**JOB:** Repeat the rows below with each "FRESH AIR" switched to "OUTSIDE AIR", keeping everything else unchanged.

Rows showing where elements appear
┌──
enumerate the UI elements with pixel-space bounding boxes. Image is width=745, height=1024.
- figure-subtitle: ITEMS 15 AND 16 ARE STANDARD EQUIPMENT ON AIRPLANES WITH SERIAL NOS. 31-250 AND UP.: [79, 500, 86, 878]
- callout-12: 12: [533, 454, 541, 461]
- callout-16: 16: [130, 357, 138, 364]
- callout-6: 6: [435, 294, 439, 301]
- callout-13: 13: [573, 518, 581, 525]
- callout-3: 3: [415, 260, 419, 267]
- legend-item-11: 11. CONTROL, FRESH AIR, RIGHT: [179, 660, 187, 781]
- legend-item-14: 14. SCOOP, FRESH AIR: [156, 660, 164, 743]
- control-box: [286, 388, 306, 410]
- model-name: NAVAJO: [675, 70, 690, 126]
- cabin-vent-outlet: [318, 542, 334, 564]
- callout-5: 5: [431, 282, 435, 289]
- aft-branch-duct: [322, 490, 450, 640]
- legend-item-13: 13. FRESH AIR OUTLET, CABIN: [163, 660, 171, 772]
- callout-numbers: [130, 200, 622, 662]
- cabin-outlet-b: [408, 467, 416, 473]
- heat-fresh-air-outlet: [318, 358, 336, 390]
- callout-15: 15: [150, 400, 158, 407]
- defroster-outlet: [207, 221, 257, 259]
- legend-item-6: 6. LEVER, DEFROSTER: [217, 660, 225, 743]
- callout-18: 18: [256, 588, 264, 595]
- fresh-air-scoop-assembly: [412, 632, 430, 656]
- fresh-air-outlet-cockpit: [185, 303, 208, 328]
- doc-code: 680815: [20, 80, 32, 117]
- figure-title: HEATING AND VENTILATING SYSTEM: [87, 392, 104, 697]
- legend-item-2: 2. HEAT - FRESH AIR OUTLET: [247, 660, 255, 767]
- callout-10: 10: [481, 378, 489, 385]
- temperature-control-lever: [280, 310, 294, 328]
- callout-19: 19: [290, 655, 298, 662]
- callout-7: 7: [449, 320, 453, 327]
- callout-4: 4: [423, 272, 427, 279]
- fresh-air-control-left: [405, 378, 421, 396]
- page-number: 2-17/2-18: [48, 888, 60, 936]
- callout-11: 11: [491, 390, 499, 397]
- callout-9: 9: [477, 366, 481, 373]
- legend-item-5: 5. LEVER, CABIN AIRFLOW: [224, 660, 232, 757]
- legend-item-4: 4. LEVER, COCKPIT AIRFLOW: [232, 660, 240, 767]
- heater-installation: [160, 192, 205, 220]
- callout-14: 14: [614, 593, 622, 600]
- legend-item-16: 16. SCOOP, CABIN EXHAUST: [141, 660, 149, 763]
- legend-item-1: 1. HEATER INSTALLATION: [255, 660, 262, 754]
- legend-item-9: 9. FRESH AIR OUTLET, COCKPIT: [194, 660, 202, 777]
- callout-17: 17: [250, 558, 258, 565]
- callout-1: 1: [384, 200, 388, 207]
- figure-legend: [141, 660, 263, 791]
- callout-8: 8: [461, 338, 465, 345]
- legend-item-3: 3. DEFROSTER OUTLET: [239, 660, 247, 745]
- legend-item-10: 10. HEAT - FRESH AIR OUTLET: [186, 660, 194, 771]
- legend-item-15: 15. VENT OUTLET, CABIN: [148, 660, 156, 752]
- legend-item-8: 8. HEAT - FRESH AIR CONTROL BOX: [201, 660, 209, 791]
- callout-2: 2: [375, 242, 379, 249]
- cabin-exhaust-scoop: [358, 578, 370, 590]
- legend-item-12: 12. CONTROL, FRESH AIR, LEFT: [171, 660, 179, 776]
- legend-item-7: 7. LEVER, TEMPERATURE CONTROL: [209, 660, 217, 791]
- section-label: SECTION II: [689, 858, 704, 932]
└──
**OUTPUT BELOW:**
enumerate the UI elements with pixel-space bounding boxes. Image is width=745, height=1024.
- figure-subtitle: ITEMS 15 AND 16 ARE STANDARD EQUIPMENT ON AIRPLANES WITH SERIAL NOS. 31-250 AND UP.: [79, 500, 86, 878]
- callout-12: 12: [533, 454, 541, 461]
- callout-16: 16: [130, 357, 138, 364]
- callout-6: 6: [435, 294, 439, 301]
- callout-13: 13: [573, 518, 581, 525]
- callout-3: 3: [415, 260, 419, 267]
- legend-item-11: 11. CONTROL, OUTSIDE AIR, RIGHT: [179, 660, 187, 781]
- legend-item-14: 14. SCOOP, OUTSIDE AIR: [156, 660, 164, 743]
- control-box: [286, 388, 306, 410]
- model-name: NAVAJO: [675, 70, 690, 126]
- cabin-vent-outlet: [318, 542, 334, 564]
- callout-5: 5: [431, 282, 435, 289]
- aft-branch-duct: [322, 490, 450, 640]
- legend-item-13: 13. OUTSIDE AIR OUTLET, CABIN: [163, 660, 171, 772]
- callout-numbers: [130, 200, 622, 662]
- cabin-outlet-b: [408, 467, 416, 473]
- heat-fresh-air-outlet: [318, 358, 336, 390]
- callout-15: 15: [150, 400, 158, 407]
- defroster-outlet: [207, 221, 257, 259]
- legend-item-6: 6. LEVER, DEFROSTER: [217, 660, 225, 743]
- callout-18: 18: [256, 588, 264, 595]
- fresh-air-scoop-assembly: [412, 632, 430, 656]
- fresh-air-outlet-cockpit: [185, 303, 208, 328]
- doc-code: 680815: [20, 80, 32, 117]
- figure-title: HEATING AND VENTILATING SYSTEM: [87, 392, 104, 697]
- legend-item-2: 2. HEAT - OUTSIDE AIR OUTLET: [247, 660, 255, 767]
- callout-10: 10: [481, 378, 489, 385]
- temperature-control-lever: [280, 310, 294, 328]
- callout-19: 19: [290, 655, 298, 662]
- callout-7: 7: [449, 320, 453, 327]
- callout-4: 4: [423, 272, 427, 279]
- fresh-air-control-left: [405, 378, 421, 396]
- page-number: 2-17/2-18: [48, 888, 60, 936]
- callout-11: 11: [491, 390, 499, 397]
- callout-9: 9: [477, 366, 481, 373]
- legend-item-5: 5. LEVER, CABIN AIRFLOW: [224, 660, 232, 757]
- legend-item-4: 4. LEVER, COCKPIT AIRFLOW: [232, 660, 240, 767]
- heater-installation: [160, 192, 205, 220]
- callout-14: 14: [614, 593, 622, 600]
- legend-item-16: 16. SCOOP, CABIN EXHAUST: [141, 660, 149, 763]
- legend-item-1: 1. HEATER INSTALLATION: [255, 660, 262, 754]
- legend-item-9: 9. OUTSIDE AIR OUTLET, COCKPIT: [194, 660, 202, 777]
- callout-17: 17: [250, 558, 258, 565]
- callout-1: 1: [384, 200, 388, 207]
- figure-legend: [141, 660, 263, 791]
- callout-8: 8: [461, 338, 465, 345]
- legend-item-3: 3. DEFROSTER OUTLET: [239, 660, 247, 745]
- legend-item-10: 10. HEAT - OUTSIDE AIR OUTLET: [186, 660, 194, 771]
- legend-item-15: 15. VENT OUTLET, CABIN: [148, 660, 156, 752]
- legend-item-8: 8. HEAT - OUTSIDE AIR CONTROL BOX: [201, 660, 209, 791]
- callout-2: 2: [375, 242, 379, 249]
- cabin-exhaust-scoop: [358, 578, 370, 590]
- legend-item-12: 12. CONTROL, OUTSIDE AIR, LEFT: [171, 660, 179, 776]
- legend-item-7: 7. LEVER, TEMPERATURE CONTROL: [209, 660, 217, 791]
- section-label: SECTION II: [689, 858, 704, 932]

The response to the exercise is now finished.